__Text to read__
▼

You can buy many kinds of stuffed and filled fresh pasta, but you won’t find these oversize ricotta-and-egg-filled ravioli, from chef Sarah Grueneberg of Chicago’s Monteverde, in a shop. That’s why they’re the ultimate filled pasta to make at home.
Slideshow: More Pasta Recipes
2 large eggs
4 large egg yolks
2 cups (10 ounces) 00 flour
8 ounces soft sheep-milk feta cheese, such as Bulgarian or Spanish
8 ounces whole-milk ricotta
1/2 cup (1 ounce) freshly grated Pecorino Romano cheese
1/2 teaspoon grated orange zest
1 tablespoon chopped parsley
2 teaspoons chopped oregano
4 pounds ripe tomatoes, halved
6 tablespoons extra-virgin olive oi
1 garlic clove, minced
1 pinch of crushed red pepper
Semolina, for dusting
8 large egg yolks
3 large egg whites, beaten
1 cup torn basil leaves, plus small leaves for garnish
Shaved Pecorino Romano cheese, for garnish
How to Make It
Step 1 Make the pasta dough
In a small bowl, whisk the eggs with the egg yolks and 1/4 cup of water. Mound the flour on a work surface, make a well in the center and add the eggs. Using a fork, gradually draw in the flour until a dough forms. Gather and knead the dough until smooth. Form into a ball, cover in plastic wrap and refrigerate for 1 hour.
Step 2 Meanwhile, make the filling
In a food processor, pulse the feta until smooth. Scrape into a medium bowl and add the next 5 ingredients. Mix until well blended and season with salt. Refrigerate until ready to use.
Step 3 Make the tomato sauce
Grate the tomato halves on the large holes of a box grater set in a bowl until only the skins remain; discard the skins. In a large saucepan, heat the olive oil. Add the garlic and cook over moderate heat, stirring, until fragrant, about 2 minutes. Add the grated tomatoes and crushed red pepper and season with salt. Cook over moderate heat, stirring occasionally, until the sauce has thickened and reduced to 3 cups, about 20 minutes.

▲

__Given problem A__
Retype the part of the ravioli recipe between "You can buy" and "make at home.", inclusive.
The ravioli recipe and the rows that follow it are unrelated material.

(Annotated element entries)
▼

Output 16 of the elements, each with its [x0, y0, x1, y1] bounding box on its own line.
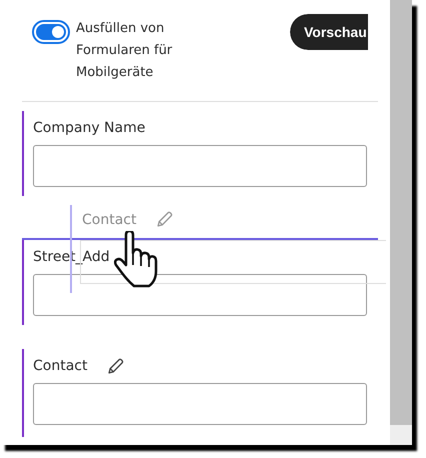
form-field[interactable]: Company Name — [22, 111, 367, 196]
hand-cursor-icon — [114, 231, 158, 289]
pencil-icon — [156, 211, 174, 228]
pencil-icon[interactable] — [107, 358, 124, 374]
dragged-field-label: Contact — [82, 212, 136, 228]
input-field[interactable] — [33, 383, 367, 425]
toggle-switch[interactable] — [34, 22, 68, 42]
form-field[interactable]: Contact — [22, 349, 367, 437]
input-field[interactable] — [33, 274, 367, 316]
field-label: Contact — [33, 358, 88, 374]
field-label: Street_Add — [33, 249, 110, 265]
scrollbar[interactable] — [390, 0, 412, 425]
input-field[interactable] — [33, 145, 367, 187]
field-label: Company Name — [33, 120, 146, 136]
toggle-label: Ausfüllen von Formularen für Mobilgeräte — [76, 20, 174, 82]
preview-button[interactable]: Vorschau — [290, 14, 368, 50]
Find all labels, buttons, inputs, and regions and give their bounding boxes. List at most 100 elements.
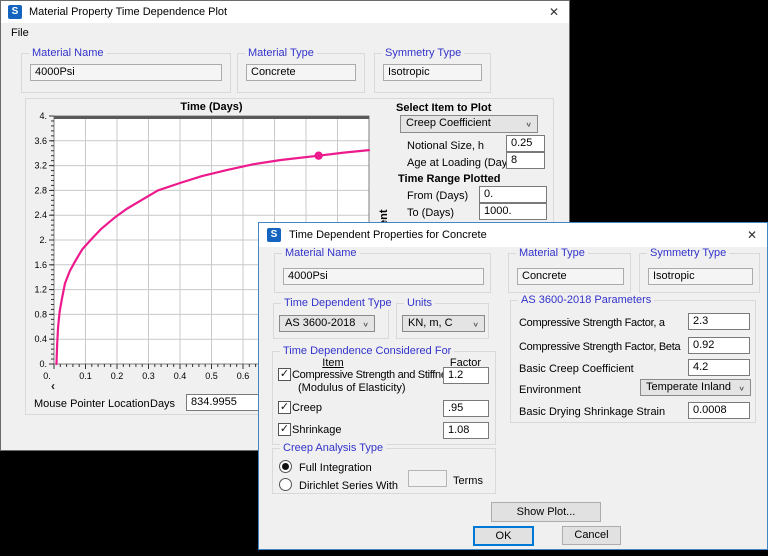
svg-text:2.: 2.	[39, 235, 47, 245]
symmetry-type-label: Symmetry Type	[382, 47, 464, 60]
basic-creep-coefficient-label: Basic Creep Coefficient	[519, 363, 634, 375]
select-item-dropdown[interactable]: Creep Coefficient ∨	[400, 115, 538, 133]
plot-window-titlebar[interactable]: S Material Property Time Dependence Plot…	[1, 1, 569, 23]
dirichlet-series-label: Dirichlet Series With	[299, 480, 398, 492]
material-type-field[interactable]: Concrete	[246, 64, 356, 81]
properties-dialog-title: Time Dependent Properties for Concrete	[289, 223, 487, 247]
shrinkage-strain-field[interactable]: 0.0008	[688, 402, 750, 419]
time-dependent-type-label: Time Dependent Type	[281, 297, 395, 310]
material-type-label: Material Type	[516, 247, 588, 260]
environment-value: Temperate Inland	[646, 381, 731, 393]
chevron-down-icon: ∨	[525, 119, 532, 130]
chevron-down-icon: ∨	[362, 319, 369, 330]
material-name-field[interactable]: 4000Psi	[283, 268, 484, 285]
from-days-field[interactable]: 0.	[479, 186, 547, 203]
svg-text:2.4: 2.4	[34, 210, 47, 220]
svg-text:0.6: 0.6	[237, 371, 250, 381]
svg-text:0.8: 0.8	[34, 309, 47, 319]
symmetry-type-group: Symmetry Type Isotropic	[639, 253, 760, 293]
app-icon: S	[8, 5, 22, 19]
shrinkage-strain-label: Basic Drying Shrinkage Strain	[519, 406, 665, 418]
show-plot-button[interactable]: Show Plot...	[491, 502, 601, 522]
svg-text:0.: 0.	[43, 371, 51, 381]
material-name-group: Material Name 4000Psi	[21, 53, 231, 93]
close-icon[interactable]: ✕	[737, 223, 767, 247]
select-item-value: Creep Coefficient	[406, 117, 491, 129]
svg-text:3.2: 3.2	[34, 161, 47, 171]
menubar: File	[1, 23, 569, 44]
cancel-button[interactable]: Cancel	[562, 526, 621, 545]
creep-analysis-label: Creep Analysis Type	[280, 442, 386, 455]
checkbox-compressive-strength[interactable]: ✓	[278, 368, 291, 381]
shrinkage-factor-field[interactable]: 1.08	[443, 422, 489, 439]
material-type-group: Material Type Concrete	[237, 53, 365, 93]
item-column-header: Item	[303, 357, 363, 369]
shrinkage-item-label: Shrinkage	[292, 424, 342, 436]
svg-text:1.2: 1.2	[34, 285, 47, 295]
material-name-label: Material Name	[29, 47, 107, 60]
svg-text:1.6: 1.6	[34, 260, 47, 270]
compressive-strength-item-label: Compressive Strength and Stiffness	[292, 369, 457, 381]
time-dependent-type-group: Time Dependent Type AS 3600-2018 ∨	[273, 303, 389, 339]
symmetry-type-field[interactable]: Isotropic	[648, 268, 753, 285]
to-days-field[interactable]: 1000.	[479, 203, 547, 220]
menu-file[interactable]: File	[11, 27, 29, 39]
as3600-parameters-label: AS 3600-2018 Parameters	[518, 294, 654, 307]
environment-dropdown[interactable]: Temperate Inland ∨	[640, 379, 751, 396]
material-name-field[interactable]: 4000Psi	[30, 64, 222, 81]
time-range-heading: Time Range Plotted	[398, 173, 500, 185]
close-icon[interactable]: ✕	[539, 1, 569, 23]
svg-text:0.4: 0.4	[34, 334, 47, 344]
dirichlet-terms-field[interactable]	[408, 470, 447, 487]
material-type-field[interactable]: Concrete	[517, 268, 624, 285]
material-type-label: Material Type	[245, 47, 317, 60]
mouse-pointer-label: Mouse Pointer Location	[34, 398, 150, 410]
svg-text:4.: 4.	[39, 111, 47, 121]
svg-text:3.6: 3.6	[34, 136, 47, 146]
full-integration-label: Full Integration	[299, 462, 372, 474]
terms-label: Terms	[453, 475, 483, 487]
basic-creep-coefficient-field[interactable]: 4.2	[688, 359, 750, 376]
notional-size-field[interactable]: 0.25	[506, 135, 545, 152]
notional-size-label: Notional Size, h	[407, 140, 484, 152]
ok-button[interactable]: OK	[473, 526, 534, 546]
creep-factor-field[interactable]: .95	[443, 400, 489, 417]
properties-dialog: S Time Dependent Properties for Concrete…	[258, 222, 768, 550]
strength-factor-a-field[interactable]: 2.3	[688, 313, 750, 330]
units-label: Units	[404, 297, 435, 310]
chevron-down-icon: ∨	[738, 383, 745, 394]
properties-dialog-titlebar[interactable]: S Time Dependent Properties for Concrete…	[259, 223, 767, 247]
app-icon: S	[267, 228, 281, 242]
checkbox-creep[interactable]: ✓	[278, 401, 291, 414]
time-dependent-type-value: AS 3600-2018	[285, 317, 355, 329]
scroll-left-icon[interactable]: ‹	[51, 379, 55, 393]
creep-item-label: Creep	[292, 402, 322, 414]
strength-factor-beta-field[interactable]: 0.92	[688, 337, 750, 354]
age-loading-field[interactable]: 8	[506, 152, 545, 169]
radio-full-integration[interactable]	[279, 460, 292, 473]
symmetry-type-field[interactable]: Isotropic	[383, 64, 482, 81]
svg-text:0.: 0.	[39, 359, 47, 369]
svg-text:2.8: 2.8	[34, 185, 47, 195]
material-name-label: Material Name	[282, 247, 360, 260]
plot-window-title: Material Property Time Dependence Plot	[29, 1, 227, 23]
units-dropdown[interactable]: KN, m, C ∨	[402, 315, 485, 332]
units-value: KN, m, C	[408, 317, 453, 329]
checkbox-shrinkage[interactable]: ✓	[278, 423, 291, 436]
from-days-label: From (Days)	[407, 190, 468, 202]
strength-factor-a-label: Compressive Strength Factor, a	[519, 317, 665, 329]
modulus-elasticity-label: (Modulus of Elasticity)	[298, 382, 406, 394]
svg-text:0.4: 0.4	[174, 371, 187, 381]
compressive-strength-factor-field[interactable]: 1.2	[443, 367, 489, 384]
radio-dirichlet-series[interactable]	[279, 478, 292, 491]
svg-text:0.1: 0.1	[79, 371, 92, 381]
time-dependent-type-dropdown[interactable]: AS 3600-2018 ∨	[279, 315, 375, 332]
svg-text:0.3: 0.3	[142, 371, 155, 381]
creep-analysis-group: Creep Analysis Type Full Integration Dir…	[272, 448, 496, 494]
environment-label: Environment	[519, 384, 581, 396]
units-group: Units KN, m, C ∨	[396, 303, 489, 339]
time-dependence-group: Time Dependence Considered For Item Fact…	[272, 351, 496, 445]
select-item-heading: Select Item to Plot	[396, 102, 491, 114]
chevron-down-icon: ∨	[472, 319, 479, 330]
svg-text:0.5: 0.5	[205, 371, 218, 381]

▲

__Given problem B__
Echo the rows from their start through the line holding "Find all labels, buttons, inputs, and", inclusive, leaving the pictures out of your answer.

__Final result A__
You can buy many kinds of stuffed and filled fresh pasta, but you won’t find these oversize ricotta-and-egg-filled ravioli, from chef Sarah Grueneberg of Chicago’s Monteverde, in a shop. That’s why they’re the ultimate filled pasta to make at home.

__Final result B__
Output 16 of the elements, each with its [x0, y0, x1, y1] bounding box on its own line.
form-field[interactable]: Company Name — [22, 111, 367, 196]
hand-cursor-icon — [114, 231, 158, 289]
pencil-icon — [156, 211, 174, 228]
pencil-icon[interactable] — [107, 358, 124, 374]
dragged-field-label: Contact — [82, 212, 136, 228]
input-field[interactable] — [33, 383, 367, 425]
toggle-switch[interactable] — [34, 22, 68, 42]
form-field[interactable]: Contact — [22, 349, 367, 437]
input-field[interactable] — [33, 274, 367, 316]
field-label: Contact — [33, 358, 88, 374]
field-label: Street_Add — [33, 249, 110, 265]
scrollbar[interactable] — [390, 0, 412, 425]
input-field[interactable] — [33, 145, 367, 187]
field-label: Company Name — [33, 120, 146, 136]
toggle-label: Ausfüllen von Formularen für Mobilgeräte — [76, 20, 174, 82]
preview-button[interactable]: Vorschau — [290, 14, 368, 50]
Find all labels, buttons, inputs, and regions and give their bounding boxes. List at most 100 elements.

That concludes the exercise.